▶ PROBLEM DETAILS:
From the entries below, extract every line that includes the word "achète".

─── INPUT MATERIAL ───

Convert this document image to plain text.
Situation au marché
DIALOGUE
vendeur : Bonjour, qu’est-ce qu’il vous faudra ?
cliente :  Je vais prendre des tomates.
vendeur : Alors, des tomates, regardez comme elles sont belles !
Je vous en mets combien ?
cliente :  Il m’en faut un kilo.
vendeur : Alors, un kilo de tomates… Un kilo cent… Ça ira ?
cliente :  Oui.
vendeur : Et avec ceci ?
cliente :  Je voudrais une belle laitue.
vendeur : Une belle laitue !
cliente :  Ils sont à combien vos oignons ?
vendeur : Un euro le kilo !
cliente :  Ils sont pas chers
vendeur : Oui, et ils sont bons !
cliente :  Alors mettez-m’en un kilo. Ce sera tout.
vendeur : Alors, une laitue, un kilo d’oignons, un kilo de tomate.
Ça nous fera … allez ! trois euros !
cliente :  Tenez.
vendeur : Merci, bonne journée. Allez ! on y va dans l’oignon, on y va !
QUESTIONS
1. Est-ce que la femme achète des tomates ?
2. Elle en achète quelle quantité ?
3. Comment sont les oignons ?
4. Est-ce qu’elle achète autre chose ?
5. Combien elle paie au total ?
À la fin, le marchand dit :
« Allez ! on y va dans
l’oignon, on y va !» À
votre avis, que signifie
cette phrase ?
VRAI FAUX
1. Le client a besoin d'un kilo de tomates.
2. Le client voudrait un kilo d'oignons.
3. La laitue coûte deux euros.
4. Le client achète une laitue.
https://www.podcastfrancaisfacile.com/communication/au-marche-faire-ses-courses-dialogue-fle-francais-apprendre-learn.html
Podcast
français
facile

───

▶ RESPONSE BELOW:
1. Est-ce que la femme achète des tomates ?
2. Elle en achète quelle quantité ?
4. Est-ce qu’elle achète autre chose ?
4. Le client achète une laitue.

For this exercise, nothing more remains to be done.